Thursday, January 04, 2007

Soto Voce

So The OC may have been canceled yesterday, but that doesn't mean Orange County's stopped serving as the stage for some even more notable things.

Last month, the nation got a taste of Bishop Jaime Soto, auxiliary of its diocese, talking up the Catholic response to immigration amid recent raids on undocumented workers in prime-time on CNN.

"For us, the Catholic Church of the United States is an immigrant church," he said. "And through the years, both through our schools or our social services, our hospitals, we've been very involved with immigrants since our beginning." Soto went on to say that "the raids really don't go after the perpetrators, the real perpetrators of identity theft, that the perpetrators of this crime, who are, in fact, the real criminals in this case."

Before that splash, the auxiliary with Ivy League cred -- a master's from Columbia -- caught the ad intra attention of many by being tapped to join a group of heavyweights (Murph, McCarrick, Mahony, et al.) on the roster of the US bishops' catechetical talks at 2005's World Youth Day in Cologne. The just-turned-51 prelate, a bishop since 2000, chairs the USCCB's Subcommittee on Youth & Young Adult Ministry.

- Material supplied
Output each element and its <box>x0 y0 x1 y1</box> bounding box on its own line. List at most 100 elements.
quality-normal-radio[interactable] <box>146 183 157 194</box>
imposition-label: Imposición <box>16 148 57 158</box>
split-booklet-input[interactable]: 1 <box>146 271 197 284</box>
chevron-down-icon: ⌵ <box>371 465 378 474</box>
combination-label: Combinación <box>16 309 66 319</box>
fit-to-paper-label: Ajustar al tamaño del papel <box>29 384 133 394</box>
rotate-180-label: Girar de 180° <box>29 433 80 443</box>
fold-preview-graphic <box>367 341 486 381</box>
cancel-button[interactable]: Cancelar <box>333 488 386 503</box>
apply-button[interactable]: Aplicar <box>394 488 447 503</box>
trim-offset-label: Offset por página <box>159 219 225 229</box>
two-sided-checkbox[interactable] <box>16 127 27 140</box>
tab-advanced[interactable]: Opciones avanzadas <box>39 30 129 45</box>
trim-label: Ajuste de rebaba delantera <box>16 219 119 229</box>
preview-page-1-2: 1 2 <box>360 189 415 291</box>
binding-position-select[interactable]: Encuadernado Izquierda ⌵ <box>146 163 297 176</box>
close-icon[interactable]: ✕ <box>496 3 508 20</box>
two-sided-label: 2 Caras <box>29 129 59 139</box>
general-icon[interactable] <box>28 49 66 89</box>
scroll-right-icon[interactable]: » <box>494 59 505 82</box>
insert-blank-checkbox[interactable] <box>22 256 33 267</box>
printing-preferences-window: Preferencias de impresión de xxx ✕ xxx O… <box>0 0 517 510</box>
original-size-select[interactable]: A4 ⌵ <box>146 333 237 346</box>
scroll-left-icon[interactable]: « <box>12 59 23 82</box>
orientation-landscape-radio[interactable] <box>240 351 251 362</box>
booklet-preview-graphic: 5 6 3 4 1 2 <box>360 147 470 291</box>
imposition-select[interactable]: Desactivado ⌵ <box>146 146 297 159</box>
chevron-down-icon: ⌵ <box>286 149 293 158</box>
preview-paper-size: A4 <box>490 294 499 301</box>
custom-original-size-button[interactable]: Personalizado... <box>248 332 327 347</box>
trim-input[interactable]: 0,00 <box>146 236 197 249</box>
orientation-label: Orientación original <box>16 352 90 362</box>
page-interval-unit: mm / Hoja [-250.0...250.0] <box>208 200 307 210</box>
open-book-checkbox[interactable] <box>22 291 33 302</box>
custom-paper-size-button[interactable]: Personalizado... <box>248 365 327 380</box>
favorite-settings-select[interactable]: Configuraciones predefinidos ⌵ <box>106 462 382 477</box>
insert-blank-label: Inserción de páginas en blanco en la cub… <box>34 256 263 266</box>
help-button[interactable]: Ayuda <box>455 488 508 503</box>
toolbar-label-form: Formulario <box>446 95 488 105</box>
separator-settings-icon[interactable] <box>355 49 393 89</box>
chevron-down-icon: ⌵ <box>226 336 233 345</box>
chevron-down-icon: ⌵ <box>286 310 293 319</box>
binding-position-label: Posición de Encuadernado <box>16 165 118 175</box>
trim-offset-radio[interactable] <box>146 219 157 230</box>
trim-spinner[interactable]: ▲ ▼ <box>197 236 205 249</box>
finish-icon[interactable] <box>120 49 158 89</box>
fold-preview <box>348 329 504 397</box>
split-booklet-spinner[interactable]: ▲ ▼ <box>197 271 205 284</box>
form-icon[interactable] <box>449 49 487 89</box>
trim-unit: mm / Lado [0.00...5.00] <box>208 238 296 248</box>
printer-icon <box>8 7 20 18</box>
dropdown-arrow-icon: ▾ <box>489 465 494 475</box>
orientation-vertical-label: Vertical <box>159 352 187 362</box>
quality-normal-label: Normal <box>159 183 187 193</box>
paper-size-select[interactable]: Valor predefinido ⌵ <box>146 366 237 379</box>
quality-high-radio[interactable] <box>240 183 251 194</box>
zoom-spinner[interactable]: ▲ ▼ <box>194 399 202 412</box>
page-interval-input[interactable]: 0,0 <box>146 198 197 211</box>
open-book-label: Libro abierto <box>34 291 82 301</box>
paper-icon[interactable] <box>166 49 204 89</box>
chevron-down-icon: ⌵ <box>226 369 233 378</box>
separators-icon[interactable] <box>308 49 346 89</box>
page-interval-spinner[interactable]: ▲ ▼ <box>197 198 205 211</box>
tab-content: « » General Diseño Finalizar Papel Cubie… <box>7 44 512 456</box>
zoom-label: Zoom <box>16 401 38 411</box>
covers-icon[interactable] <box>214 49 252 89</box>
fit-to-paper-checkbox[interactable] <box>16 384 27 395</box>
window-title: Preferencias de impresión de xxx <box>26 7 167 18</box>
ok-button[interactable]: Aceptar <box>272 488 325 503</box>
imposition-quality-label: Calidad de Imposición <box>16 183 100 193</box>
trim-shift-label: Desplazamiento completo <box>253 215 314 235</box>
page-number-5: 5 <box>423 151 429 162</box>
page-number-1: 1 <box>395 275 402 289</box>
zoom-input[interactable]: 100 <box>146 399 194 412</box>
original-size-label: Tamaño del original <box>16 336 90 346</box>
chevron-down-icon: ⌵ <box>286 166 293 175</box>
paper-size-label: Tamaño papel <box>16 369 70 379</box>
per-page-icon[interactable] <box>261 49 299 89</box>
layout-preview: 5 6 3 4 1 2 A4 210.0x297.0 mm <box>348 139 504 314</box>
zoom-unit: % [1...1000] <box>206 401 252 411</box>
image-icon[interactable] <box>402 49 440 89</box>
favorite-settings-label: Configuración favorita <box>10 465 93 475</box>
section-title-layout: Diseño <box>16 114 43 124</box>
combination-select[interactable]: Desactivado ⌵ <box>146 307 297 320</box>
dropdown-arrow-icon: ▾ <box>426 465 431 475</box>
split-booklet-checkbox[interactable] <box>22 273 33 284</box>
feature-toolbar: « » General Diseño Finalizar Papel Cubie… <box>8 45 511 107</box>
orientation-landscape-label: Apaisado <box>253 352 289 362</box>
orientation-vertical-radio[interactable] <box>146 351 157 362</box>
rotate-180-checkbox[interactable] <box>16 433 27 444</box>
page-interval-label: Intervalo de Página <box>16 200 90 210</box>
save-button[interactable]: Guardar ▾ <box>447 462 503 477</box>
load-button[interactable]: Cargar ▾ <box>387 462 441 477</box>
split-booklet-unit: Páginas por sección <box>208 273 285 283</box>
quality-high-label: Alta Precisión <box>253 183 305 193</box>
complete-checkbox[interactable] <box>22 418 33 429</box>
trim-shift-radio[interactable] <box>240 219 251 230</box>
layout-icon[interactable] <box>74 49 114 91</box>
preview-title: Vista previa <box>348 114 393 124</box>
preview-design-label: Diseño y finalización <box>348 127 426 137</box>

- Requirement A
According to the post about Bishop Jaime Soto, what degree does he hold, and from which school?
- Requirement B
For each statement, say whether the post about Bishop Jaime Soto supports it, and quote the deciding words: (i) Soto has been a bishop since 2000. (ii) Soto spoke about immigration on Fox News. (iii) Soto chairs the USCCB's Subcommittee on Youth & Young Adult Ministry.
- Requirement C
Please write out the post about Bishop Jaime Soto from "Thursday, January 04, 2007" to "more notable things.", word for word.
The rows have nothing to do with what is asked here.

- Your solution A
A master's from Columbia.

- Your solution B
(i) Yes: "a bishop since 2000"
(ii) No: "in prime-time on CNN"
(iii) Yes: "chairs the USCCB's Subcommittee on Youth & Young Adult Ministry"

- Your solution C
Thursday, January 04, 2007

Soto Voce

So The OC may have been canceled yesterday, but that doesn't mean Orange County's stopped serving as the stage for some even more notable things.